--- Provided records ---

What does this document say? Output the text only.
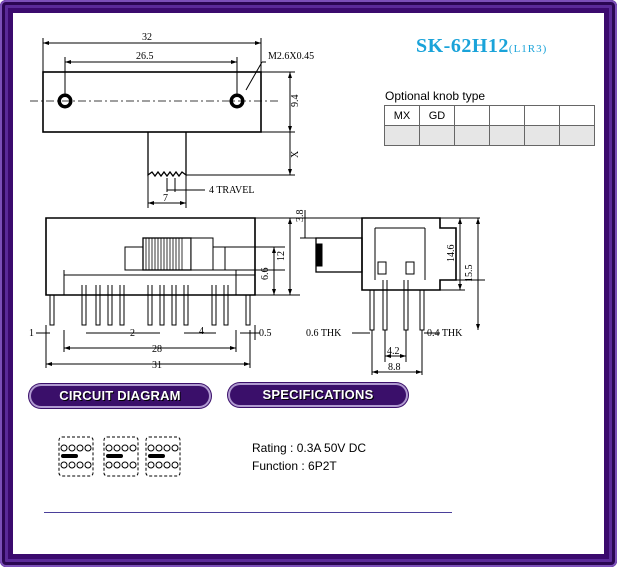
SK-62H12(L1R3)
Optional knob type
MX	GD				

32
26.5	M2.6X0.45
9.4
X
7
4 TRAVEL
1	2	4	0.5
28
31
6.6
12
3.8
14.6
15.5
0.6 THK	0.4 THK
4.2
8.8
CIRCUIT DIAGRAM	SPECIFICATIONS
Rating : 0.3A 50V DC
Function : 6P2T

--- Exercise brief ---
Repeat each entry precisely as it appears. Leave the pictures out.

--- Solution for this problem ---
What does this document say? Output the text only.
SK-62H12(L1R3)
Optional knob type
MX	GD				

32
26.5	M2.6X0.45
9.4
X
7
4 TRAVEL
1	2	4	0.5
28
31
6.6
12
3.8
14.6
15.5
0.6 THK	0.4 THK
4.2
8.8
CIRCUIT DIAGRAM	SPECIFICATIONS
Rating : 0.3A 50V DC
Function : 6P2T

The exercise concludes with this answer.